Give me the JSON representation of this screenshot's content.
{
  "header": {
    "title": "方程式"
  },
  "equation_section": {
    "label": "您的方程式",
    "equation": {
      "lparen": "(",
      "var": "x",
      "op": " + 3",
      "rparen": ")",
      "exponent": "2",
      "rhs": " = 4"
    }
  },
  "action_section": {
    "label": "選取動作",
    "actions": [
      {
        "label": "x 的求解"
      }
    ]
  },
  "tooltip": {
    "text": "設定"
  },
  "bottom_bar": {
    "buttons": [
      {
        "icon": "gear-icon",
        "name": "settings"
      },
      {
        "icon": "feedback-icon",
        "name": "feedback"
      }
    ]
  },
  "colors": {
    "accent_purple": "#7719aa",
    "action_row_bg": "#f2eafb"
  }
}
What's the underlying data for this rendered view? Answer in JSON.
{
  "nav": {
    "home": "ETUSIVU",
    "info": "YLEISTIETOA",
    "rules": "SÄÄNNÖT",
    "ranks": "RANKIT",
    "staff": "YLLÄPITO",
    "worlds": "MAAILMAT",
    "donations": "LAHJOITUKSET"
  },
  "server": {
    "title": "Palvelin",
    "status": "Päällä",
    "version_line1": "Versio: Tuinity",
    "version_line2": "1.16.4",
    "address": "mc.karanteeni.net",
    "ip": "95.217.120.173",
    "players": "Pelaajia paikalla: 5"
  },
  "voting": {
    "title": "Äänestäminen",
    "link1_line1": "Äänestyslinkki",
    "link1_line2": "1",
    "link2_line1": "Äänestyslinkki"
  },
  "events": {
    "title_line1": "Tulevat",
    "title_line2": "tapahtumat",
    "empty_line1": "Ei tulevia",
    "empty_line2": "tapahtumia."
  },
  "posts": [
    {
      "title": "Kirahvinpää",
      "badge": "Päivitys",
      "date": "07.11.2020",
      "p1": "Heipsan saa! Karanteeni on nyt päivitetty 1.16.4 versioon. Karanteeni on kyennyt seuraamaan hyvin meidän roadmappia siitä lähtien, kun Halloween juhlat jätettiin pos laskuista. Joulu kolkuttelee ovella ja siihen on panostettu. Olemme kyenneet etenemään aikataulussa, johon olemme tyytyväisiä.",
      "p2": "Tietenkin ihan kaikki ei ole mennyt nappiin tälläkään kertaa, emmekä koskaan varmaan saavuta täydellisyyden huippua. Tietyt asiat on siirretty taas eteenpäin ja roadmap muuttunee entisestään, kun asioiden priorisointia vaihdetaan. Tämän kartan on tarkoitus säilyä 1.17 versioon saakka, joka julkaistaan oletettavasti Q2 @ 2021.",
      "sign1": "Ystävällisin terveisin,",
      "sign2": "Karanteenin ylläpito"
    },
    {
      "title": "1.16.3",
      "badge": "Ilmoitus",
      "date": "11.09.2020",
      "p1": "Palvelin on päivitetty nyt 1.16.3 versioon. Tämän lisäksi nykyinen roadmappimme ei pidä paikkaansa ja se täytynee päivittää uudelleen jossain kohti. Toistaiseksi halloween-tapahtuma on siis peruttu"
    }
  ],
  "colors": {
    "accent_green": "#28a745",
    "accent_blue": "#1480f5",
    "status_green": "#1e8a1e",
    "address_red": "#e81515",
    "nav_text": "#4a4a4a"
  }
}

◇ ◇ ◇ ◇

## The exercise
Retype all of the material above with every character intact.

## Solution to the problem
Give me the JSON representation of this screenshot's content.
{
  "header": {
    "title": "方程式"
  },
  "equation_section": {
    "label": "您的方程式",
    "equation": {
      "lparen": "(",
      "var": "x",
      "op": " + 3",
      "rparen": ")",
      "exponent": "2",
      "rhs": " = 4"
    }
  },
  "action_section": {
    "label": "選取動作",
    "actions": [
      {
        "label": "x 的求解"
      }
    ]
  },
  "tooltip": {
    "text": "設定"
  },
  "bottom_bar": {
    "buttons": [
      {
        "icon": "gear-icon",
        "name": "settings"
      },
      {
        "icon": "feedback-icon",
        "name": "feedback"
      }
    ]
  },
  "colors": {
    "accent_purple": "#7719aa",
    "action_row_bg": "#f2eafb"
  }
}
What's the underlying data for this rendered view? Answer in JSON.
{
  "nav": {
    "home": "ETUSIVU",
    "info": "YLEISTIETOA",
    "rules": "SÄÄNNÖT",
    "ranks": "RANKIT",
    "staff": "YLLÄPITO",
    "worlds": "MAAILMAT",
    "donations": "LAHJOITUKSET"
  },
  "server": {
    "title": "Palvelin",
    "status": "Päällä",
    "version_line1": "Versio: Tuinity",
    "version_line2": "1.16.4",
    "address": "mc.karanteeni.net",
    "ip": "95.217.120.173",
    "players": "Pelaajia paikalla: 5"
  },
  "voting": {
    "title": "Äänestäminen",
    "link1_line1": "Äänestyslinkki",
    "link1_line2": "1",
    "link2_line1": "Äänestyslinkki"
  },
  "events": {
    "title_line1": "Tulevat",
    "title_line2": "tapahtumat",
    "empty_line1": "Ei tulevia",
    "empty_line2": "tapahtumia."
  },
  "posts": [
    {
      "title": "Kirahvinpää",
      "badge": "Päivitys",
      "date": "07.11.2020",
      "p1": "Heipsan saa! Karanteeni on nyt päivitetty 1.16.4 versioon. Karanteeni on kyennyt seuraamaan hyvin meidän roadmappia siitä lähtien, kun Halloween juhlat jätettiin pos laskuista. Joulu kolkuttelee ovella ja siihen on panostettu. Olemme kyenneet etenemään aikataulussa, johon olemme tyytyväisiä.",
      "p2": "Tietenkin ihan kaikki ei ole mennyt nappiin tälläkään kertaa, emmekä koskaan varmaan saavuta täydellisyyden huippua. Tietyt asiat on siirretty taas eteenpäin ja roadmap muuttunee entisestään, kun asioiden priorisointia vaihdetaan. Tämän kartan on tarkoitus säilyä 1.17 versioon saakka, joka julkaistaan oletettavasti Q2 @ 2021.",
      "sign1": "Ystävällisin terveisin,",
      "sign2": "Karanteenin ylläpito"
    },
    {
      "title": "1.16.3",
      "badge": "Ilmoitus",
      "date": "11.09.2020",
      "p1": "Palvelin on päivitetty nyt 1.16.3 versioon. Tämän lisäksi nykyinen roadmappimme ei pidä paikkaansa ja se täytynee päivittää uudelleen jossain kohti. Toistaiseksi halloween-tapahtuma on siis peruttu"
    }
  ],
  "colors": {
    "accent_green": "#28a745",
    "accent_blue": "#1480f5",
    "status_green": "#1e8a1e",
    "address_red": "#e81515",
    "nav_text": "#4a4a4a"
  }
}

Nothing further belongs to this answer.